-- Data supplied --
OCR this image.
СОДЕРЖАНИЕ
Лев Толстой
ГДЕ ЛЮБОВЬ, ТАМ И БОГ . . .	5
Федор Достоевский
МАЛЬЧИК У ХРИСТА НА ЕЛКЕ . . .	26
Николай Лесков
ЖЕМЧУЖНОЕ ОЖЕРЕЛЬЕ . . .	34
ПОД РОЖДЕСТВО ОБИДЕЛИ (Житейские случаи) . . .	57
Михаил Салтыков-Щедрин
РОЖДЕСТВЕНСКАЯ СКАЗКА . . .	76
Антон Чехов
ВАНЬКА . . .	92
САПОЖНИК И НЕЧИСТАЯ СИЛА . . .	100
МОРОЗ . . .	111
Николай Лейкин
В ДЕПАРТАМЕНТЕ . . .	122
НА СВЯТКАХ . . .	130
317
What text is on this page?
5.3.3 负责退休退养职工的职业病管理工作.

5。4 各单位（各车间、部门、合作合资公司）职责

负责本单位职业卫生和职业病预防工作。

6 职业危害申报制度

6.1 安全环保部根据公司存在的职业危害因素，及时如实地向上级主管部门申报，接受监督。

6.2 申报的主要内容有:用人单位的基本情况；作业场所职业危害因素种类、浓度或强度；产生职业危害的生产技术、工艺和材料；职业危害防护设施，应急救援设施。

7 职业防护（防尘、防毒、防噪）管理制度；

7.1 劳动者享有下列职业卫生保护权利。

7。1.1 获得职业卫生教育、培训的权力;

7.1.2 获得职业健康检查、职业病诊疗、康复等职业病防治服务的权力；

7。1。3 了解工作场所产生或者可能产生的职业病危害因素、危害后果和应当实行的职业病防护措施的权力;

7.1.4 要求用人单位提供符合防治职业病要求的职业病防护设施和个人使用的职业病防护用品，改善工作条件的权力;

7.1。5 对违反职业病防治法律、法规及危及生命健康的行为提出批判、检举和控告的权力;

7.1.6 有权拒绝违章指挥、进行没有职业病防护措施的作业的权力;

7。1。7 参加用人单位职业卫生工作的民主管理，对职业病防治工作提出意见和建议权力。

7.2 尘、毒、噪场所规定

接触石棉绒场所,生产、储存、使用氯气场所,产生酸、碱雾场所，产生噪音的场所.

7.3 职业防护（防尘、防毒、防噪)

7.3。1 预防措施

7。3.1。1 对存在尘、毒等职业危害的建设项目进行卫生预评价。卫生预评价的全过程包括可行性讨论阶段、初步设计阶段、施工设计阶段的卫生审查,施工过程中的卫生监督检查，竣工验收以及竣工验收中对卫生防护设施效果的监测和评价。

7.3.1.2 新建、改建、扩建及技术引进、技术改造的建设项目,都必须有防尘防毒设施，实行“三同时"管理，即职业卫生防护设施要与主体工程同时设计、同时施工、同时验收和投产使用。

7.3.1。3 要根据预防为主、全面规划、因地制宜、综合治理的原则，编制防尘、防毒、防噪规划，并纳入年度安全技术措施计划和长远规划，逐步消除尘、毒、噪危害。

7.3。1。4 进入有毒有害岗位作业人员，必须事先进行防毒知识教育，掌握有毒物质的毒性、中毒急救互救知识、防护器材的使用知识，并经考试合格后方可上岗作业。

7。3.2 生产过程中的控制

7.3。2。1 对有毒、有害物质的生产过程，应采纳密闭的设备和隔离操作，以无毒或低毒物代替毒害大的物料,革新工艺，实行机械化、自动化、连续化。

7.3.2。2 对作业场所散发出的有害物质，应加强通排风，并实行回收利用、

-- Direction --
Extract the full set of entries word for word.

-- Task answer --
OCR this image.
СОДЕРЖАНИЕ
Лев Толстой
ГДЕ ЛЮБОВЬ, ТАМ И БОГ . . .	5
Федор Достоевский
МАЛЬЧИК У ХРИСТА НА ЕЛКЕ . . .	26
Николай Лесков
ЖЕМЧУЖНОЕ ОЖЕРЕЛЬЕ . . .	34
ПОД РОЖДЕСТВО ОБИДЕЛИ (Житейские случаи) . . .	57
Михаил Салтыков-Щедрин
РОЖДЕСТВЕНСКАЯ СКАЗКА . . .	76
Антон Чехов
ВАНЬКА . . .	92
САПОЖНИК И НЕЧИСТАЯ СИЛА . . .	100
МОРОЗ . . .	111
Николай Лейкин
В ДЕПАРТАМЕНТЕ . . .	122
НА СВЯТКАХ . . .	130
317
What text is on this page?
5.3.3 负责退休退养职工的职业病管理工作.

5。4 各单位（各车间、部门、合作合资公司）职责

负责本单位职业卫生和职业病预防工作。

6 职业危害申报制度

6.1 安全环保部根据公司存在的职业危害因素，及时如实地向上级主管部门申报，接受监督。

6.2 申报的主要内容有:用人单位的基本情况；作业场所职业危害因素种类、浓度或强度；产生职业危害的生产技术、工艺和材料；职业危害防护设施，应急救援设施。

7 职业防护（防尘、防毒、防噪）管理制度；

7.1 劳动者享有下列职业卫生保护权利。

7。1.1 获得职业卫生教育、培训的权力;

7.1.2 获得职业健康检查、职业病诊疗、康复等职业病防治服务的权力；

7。1。3 了解工作场所产生或者可能产生的职业病危害因素、危害后果和应当实行的职业病防护措施的权力;

7.1.4 要求用人单位提供符合防治职业病要求的职业病防护设施和个人使用的职业病防护用品，改善工作条件的权力;

7.1。5 对违反职业病防治法律、法规及危及生命健康的行为提出批判、检举和控告的权力;

7.1.6 有权拒绝违章指挥、进行没有职业病防护措施的作业的权力;

7。1。7 参加用人单位职业卫生工作的民主管理，对职业病防治工作提出意见和建议权力。

7.2 尘、毒、噪场所规定

接触石棉绒场所,生产、储存、使用氯气场所,产生酸、碱雾场所，产生噪音的场所.

7.3 职业防护（防尘、防毒、防噪)

7.3。1 预防措施

7。3.1。1 对存在尘、毒等职业危害的建设项目进行卫生预评价。卫生预评价的全过程包括可行性讨论阶段、初步设计阶段、施工设计阶段的卫生审查,施工过程中的卫生监督检查，竣工验收以及竣工验收中对卫生防护设施效果的监测和评价。

7.3.1.2 新建、改建、扩建及技术引进、技术改造的建设项目,都必须有防尘防毒设施，实行“三同时"管理，即职业卫生防护设施要与主体工程同时设计、同时施工、同时验收和投产使用。

7.3.1。3 要根据预防为主、全面规划、因地制宜、综合治理的原则，编制防尘、防毒、防噪规划，并纳入年度安全技术措施计划和长远规划，逐步消除尘、毒、噪危害。

7.3。1。4 进入有毒有害岗位作业人员，必须事先进行防毒知识教育，掌握有毒物质的毒性、中毒急救互救知识、防护器材的使用知识，并经考试合格后方可上岗作业。

7。3.2 生产过程中的控制

7.3。2。1 对有毒、有害物质的生产过程，应采纳密闭的设备和隔离操作，以无毒或低毒物代替毒害大的物料,革新工艺，实行机械化、自动化、连续化。

7.3.2。2 对作业场所散发出的有害物质，应加强通排风，并实行回收利用、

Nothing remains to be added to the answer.